- Problem to work on: Skip the pictures. Transcribe the rest of the data below without changing a word.

- Dataset content:
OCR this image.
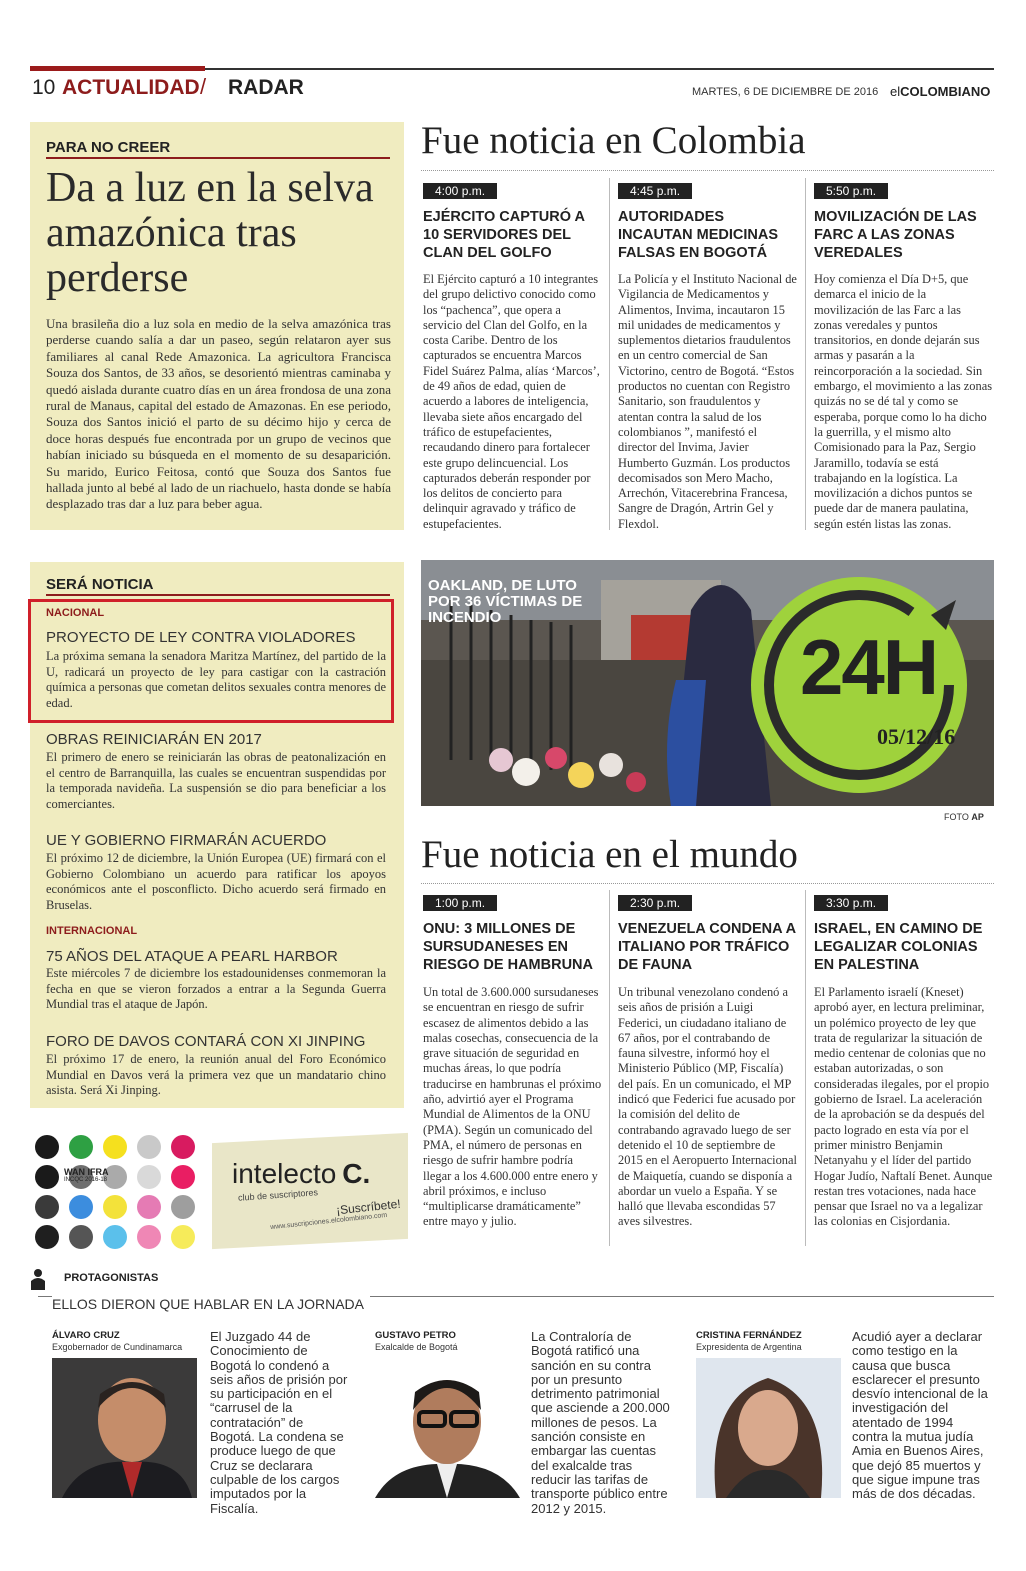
10 ACTUALIDAD / RADAR	MARTES, 6 DE DICIEMBRE DE 2016 elCOLOMBIANO
PARA NO CREER
Da a luz en la selva amazónica tras perderse
Una brasileña dio a luz sola en medio de la selva amazónica tras perderse cuando salía a dar un paseo, según relataron ayer sus familiares al canal Rede Amazonica. La agricultora Francisca Souza dos Santos, de 33 años, se desorientó mientras caminaba y quedó aislada durante cuatro días en un área frondosa de una zona rural de Manaus, capital del estado de Amazonas. En ese periodo, Souza dos Santos inició el parto de su décimo hijo y cerca de doce horas después fue encontrada por un grupo de vecinos que habían iniciado su búsqueda en el momento de su desaparición. Su marido, Eurico Feitosa, contó que Souza dos Santos fue hallada junto al bebé al lado de un riachuelo, hasta donde se había desplazado tras dar a luz para beber agua.
SERÁ NOTICIA
NACIONAL
PROYECTO DE LEY CONTRA VIOLADORES
La próxima semana la senadora Maritza Martínez, del partido de la U, radicará un proyecto de ley para castigar con la castración química a personas que cometan delitos sexuales contra menores de edad.
OBRAS REINICIARÁN EN 2017
El primero de enero se reiniciarán las obras de peatonalización en el centro de Barranquilla, las cuales se encuentran suspendidas por la temporada navideña. La suspensión se dio para beneficiar a los comerciantes.
UE Y GOBIERNO FIRMARÁN ACUERDO
El próximo 12 de diciembre, la Unión Europea (UE) firmará con el Gobierno Colombiano un acuerdo para ratificar los apoyos económicos ante el posconflicto. Dicho acuerdo será firmado en Bruselas.
INTERNACIONAL
75 AÑOS DEL ATAQUE A PEARL HARBOR
Este miércoles 7 de diciembre los estadounidenses conmemoran la fecha en que se vieron forzados a entrar a la Segunda Guerra Mundial tras el ataque de Japón.
FORO DE DAVOS CONTARÁ CON XI JINPING
El próximo 17 de enero, la reunión anual del Foro Económico Mundial en Davos verá la primera vez que un mandatario chino asista. Será Xi Jinping.
WAN IFRA
INCQC 2016-18	intelecto C.
club de suscriptores
¡Suscríbete!
www.suscripciones.elcolombiano.com
Fue noticia en Colombia
4:00 p.m.
EJÉRCITO CAPTURÓ A 10 SERVIDORES DEL CLAN DEL GOLFO
El Ejército capturó a 10 integrantes del grupo delictivo conocido como los “pachenca”, que opera a servicio del Clan del Golfo, en la costa Caribe. Dentro de los capturados se encuentra Marcos Fidel Suárez Palma, alías ‘Marcos’, de 49 años de edad, quien de acuerdo a labores de inteligencia, llevaba siete años encargado del tráfico de estupefacientes, recaudando dinero para fortalecer este grupo delincuencial. Los capturados deberán responder por los delitos de concierto para delinquir agravado y tráfico de estupefacientes.
4:45 p.m.
AUTORIDADES INCAUTAN MEDICINAS FALSAS EN BOGOTÁ
La Policía y el Instituto Nacional de Vigilancia de Medicamentos y Alimentos, Invima, incautaron 15 mil unidades de medicamentos y suplementos dietarios fraudulentos en un centro comercial de San Victorino, centro de Bogotá. “Estos productos no cuentan con Registro Sanitario, son fraudulentos y atentan contra la salud de los colombianos ”, manifestó el director del Invima, Javier Humberto Guzmán. Los productos decomisados son Mero Macho, Arrechón, Vitacerebrina Francesa, Sangre de Dragón, Artrin Gel y Flexdol.
5:50 p.m.
MOVILIZACIÓN DE LAS FARC A LAS ZONAS VEREDALES
Hoy comienza el Día D+5, que demarca el inicio de la movilización de las Farc a las zonas veredales y puntos transitorios, en donde dejarán sus armas y pasarán a la reincorporación a la sociedad. Sin embargo, el movimiento a las zonas quizás no se dé tal y como se esperaba, porque como lo ha dicho la guerrilla, y el mismo alto Comisionado para la Paz, Sergio Jaramillo, todavía se está trabajando en la logística. La movilización a dichos puntos se puede dar de manera paulatina, según estén listas las zonas.
OAKLAND, DE LUTO POR 36 VÍCTIMAS DE INCENDIO
24H
05/12/16
FOTO AP
Fue noticia en el mundo
1:00 p.m.
ONU: 3 MILLONES DE SURSUDANESES EN RIESGO DE HAMBRUNA
Un total de 3.600.000 sursudaneses se encuentran en riesgo de sufrir escasez de alimentos debido a las malas cosechas, consecuencia de la grave situación de seguridad en muchas áreas, lo que podría traducirse en hambrunas el próximo año, advirtió ayer el Programa Mundial de Alimentos de la ONU (PMA). Según un comunicado del PMA, el número de personas en riesgo de sufrir hambre podría llegar a los 4.600.000 entre enero y abril próximos, e incluso “multiplicarse dramáticamente” entre mayo y julio.
2:30 p.m.
VENEZUELA CONDENA A ITALIANO POR TRÁFICO DE FAUNA
Un tribunal venezolano condenó a seis años de prisión a Luigi Federici, un ciudadano italiano de 67 años, por el contrabando de fauna silvestre, informó hoy el Ministerio Público (MP, Fiscalía) del país. En un comunicado, el MP indicó que Federici fue acusado por la comisión del delito de contrabando agravado luego de ser detenido el 10 de septiembre de 2015 en el Aeropuerto Internacional de Maiquetía, cuando se disponía a abordar un vuelo a España. Y se halló que llevaba escondidas 57 aves silvestres.
3:30 p.m.
ISRAEL, EN CAMINO DE LEGALIZAR COLONIAS EN PALESTINA
El Parlamento israelí (Kneset) aprobó ayer, en lectura preliminar, un polémico proyecto de ley que trata de regularizar la situación de medio centenar de colonias que no estaban autorizadas, o son consideradas ilegales, por el propio gobierno de Israel. La aceleración de la aprobación se da después del pacto logrado en esta vía por el primer ministro Benjamin Netanyahu y el líder del partido Hogar Judío, Naftalí Benet. Aunque restan tres votaciones, nada hace pensar que Israel no va a legalizar las colonias en Cisjordania.
PROTAGONISTAS
ELLOS DIERON QUE HABLAR EN LA JORNADA
ÁLVARO CRUZ
Exgobernador de Cundinamarca
El Juzgado 44 de Conocimiento de Bogotá lo condenó a seis años de prisión por su participación en el “carrusel de la contratación” de Bogotá. La condena se produce luego de que Cruz se declarara culpable de los cargos imputados por la Fiscalía.
GUSTAVO PETRO
Exalcalde de Bogotá
La Contraloría de Bogotá ratificó una sanción en su contra por un presunto detrimento patrimonial que asciende a 200.000 millones de pesos. La sanción consiste en embargar las cuentas del exalcalde tras reducir las tarifas de transporte público entre 2012 y 2015.
CRISTINA FERNÁNDEZ
Expresidenta de Argentina
Acudió ayer a declarar como testigo en la causa que busca esclarecer el presunto desvío intencional de la investigación del atentado de 1994 contra la mutua judía Amia en Buenos Aires, que dejó 85 muertos y que sigue impune tras más de dos décadas.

- Result:
OCR this image.
10 ACTUALIDAD / RADAR	MARTES, 6 DE DICIEMBRE DE 2016 elCOLOMBIANO
PARA NO CREER
Da a luz en la selva amazónica tras perderse
Una brasileña dio a luz sola en medio de la selva amazónica tras perderse cuando salía a dar un paseo, según relataron ayer sus familiares al canal Rede Amazonica. La agricultora Francisca Souza dos Santos, de 33 años, se desorientó mientras caminaba y quedó aislada durante cuatro días en un área frondosa de una zona rural de Manaus, capital del estado de Amazonas. En ese periodo, Souza dos Santos inició el parto de su décimo hijo y cerca de doce horas después fue encontrada por un grupo de vecinos que habían iniciado su búsqueda en el momento de su desaparición. Su marido, Eurico Feitosa, contó que Souza dos Santos fue hallada junto al bebé al lado de un riachuelo, hasta donde se había desplazado tras dar a luz para beber agua.
SERÁ NOTICIA
NACIONAL
PROYECTO DE LEY CONTRA VIOLADORES
La próxima semana la senadora Maritza Martínez, del partido de la U, radicará un proyecto de ley para castigar con la castración química a personas que cometan delitos sexuales contra menores de edad.
OBRAS REINICIARÁN EN 2017
El primero de enero se reiniciarán las obras de peatonalización en el centro de Barranquilla, las cuales se encuentran suspendidas por la temporada navideña. La suspensión se dio para beneficiar a los comerciantes.
UE Y GOBIERNO FIRMARÁN ACUERDO
El próximo 12 de diciembre, la Unión Europea (UE) firmará con el Gobierno Colombiano un acuerdo para ratificar los apoyos económicos ante el posconflicto. Dicho acuerdo será firmado en Bruselas.
INTERNACIONAL
75 AÑOS DEL ATAQUE A PEARL HARBOR
Este miércoles 7 de diciembre los estadounidenses conmemoran la fecha en que se vieron forzados a entrar a la Segunda Guerra Mundial tras el ataque de Japón.
FORO DE DAVOS CONTARÁ CON XI JINPING
El próximo 17 de enero, la reunión anual del Foro Económico Mundial en Davos verá la primera vez que un mandatario chino asista. Será Xi Jinping.
WAN IFRA
INCQC 2016-18	intelecto C.
club de suscriptores
¡Suscríbete!
www.suscripciones.elcolombiano.com
Fue noticia en Colombia
4:00 p.m.
EJÉRCITO CAPTURÓ A 10 SERVIDORES DEL CLAN DEL GOLFO
El Ejército capturó a 10 integrantes del grupo delictivo conocido como los “pachenca”, que opera a servicio del Clan del Golfo, en la costa Caribe. Dentro de los capturados se encuentra Marcos Fidel Suárez Palma, alías ‘Marcos’, de 49 años de edad, quien de acuerdo a labores de inteligencia, llevaba siete años encargado del tráfico de estupefacientes, recaudando dinero para fortalecer este grupo delincuencial. Los capturados deberán responder por los delitos de concierto para delinquir agravado y tráfico de estupefacientes.
4:45 p.m.
AUTORIDADES INCAUTAN MEDICINAS FALSAS EN BOGOTÁ
La Policía y el Instituto Nacional de Vigilancia de Medicamentos y Alimentos, Invima, incautaron 15 mil unidades de medicamentos y suplementos dietarios fraudulentos en un centro comercial de San Victorino, centro de Bogotá. “Estos productos no cuentan con Registro Sanitario, son fraudulentos y atentan contra la salud de los colombianos ”, manifestó el director del Invima, Javier Humberto Guzmán. Los productos decomisados son Mero Macho, Arrechón, Vitacerebrina Francesa, Sangre de Dragón, Artrin Gel y Flexdol.
5:50 p.m.
MOVILIZACIÓN DE LAS FARC A LAS ZONAS VEREDALES
Hoy comienza el Día D+5, que demarca el inicio de la movilización de las Farc a las zonas veredales y puntos transitorios, en donde dejarán sus armas y pasarán a la reincorporación a la sociedad. Sin embargo, el movimiento a las zonas quizás no se dé tal y como se esperaba, porque como lo ha dicho la guerrilla, y el mismo alto Comisionado para la Paz, Sergio Jaramillo, todavía se está trabajando en la logística. La movilización a dichos puntos se puede dar de manera paulatina, según estén listas las zonas.
OAKLAND, DE LUTO POR 36 VÍCTIMAS DE INCENDIO
24H
05/12/16
FOTO AP
Fue noticia en el mundo
1:00 p.m.
ONU: 3 MILLONES DE SURSUDANESES EN RIESGO DE HAMBRUNA
Un total de 3.600.000 sursudaneses se encuentran en riesgo de sufrir escasez de alimentos debido a las malas cosechas, consecuencia de la grave situación de seguridad en muchas áreas, lo que podría traducirse en hambrunas el próximo año, advirtió ayer el Programa Mundial de Alimentos de la ONU (PMA). Según un comunicado del PMA, el número de personas en riesgo de sufrir hambre podría llegar a los 4.600.000 entre enero y abril próximos, e incluso “multiplicarse dramáticamente” entre mayo y julio.
2:30 p.m.
VENEZUELA CONDENA A ITALIANO POR TRÁFICO DE FAUNA
Un tribunal venezolano condenó a seis años de prisión a Luigi Federici, un ciudadano italiano de 67 años, por el contrabando de fauna silvestre, informó hoy el Ministerio Público (MP, Fiscalía) del país. En un comunicado, el MP indicó que Federici fue acusado por la comisión del delito de contrabando agravado luego de ser detenido el 10 de septiembre de 2015 en el Aeropuerto Internacional de Maiquetía, cuando se disponía a abordar un vuelo a España. Y se halló que llevaba escondidas 57 aves silvestres.
3:30 p.m.
ISRAEL, EN CAMINO DE LEGALIZAR COLONIAS EN PALESTINA
El Parlamento israelí (Kneset) aprobó ayer, en lectura preliminar, un polémico proyecto de ley que trata de regularizar la situación de medio centenar de colonias que no estaban autorizadas, o son consideradas ilegales, por el propio gobierno de Israel. La aceleración de la aprobación se da después del pacto logrado en esta vía por el primer ministro Benjamin Netanyahu y el líder del partido Hogar Judío, Naftalí Benet. Aunque restan tres votaciones, nada hace pensar que Israel no va a legalizar las colonias en Cisjordania.
PROTAGONISTAS
ELLOS DIERON QUE HABLAR EN LA JORNADA
ÁLVARO CRUZ
Exgobernador de Cundinamarca
El Juzgado 44 de Conocimiento de Bogotá lo condenó a seis años de prisión por su participación en el “carrusel de la contratación” de Bogotá. La condena se produce luego de que Cruz se declarara culpable de los cargos imputados por la Fiscalía.
GUSTAVO PETRO
Exalcalde de Bogotá
La Contraloría de Bogotá ratificó una sanción en su contra por un presunto detrimento patrimonial que asciende a 200.000 millones de pesos. La sanción consiste en embargar las cuentas del exalcalde tras reducir las tarifas de transporte público entre 2012 y 2015.
CRISTINA FERNÁNDEZ
Expresidenta de Argentina
Acudió ayer a declarar como testigo en la causa que busca esclarecer el presunto desvío intencional de la investigación del atentado de 1994 contra la mutua judía Amia en Buenos Aires, que dejó 85 muertos y que sigue impune tras más de dos décadas.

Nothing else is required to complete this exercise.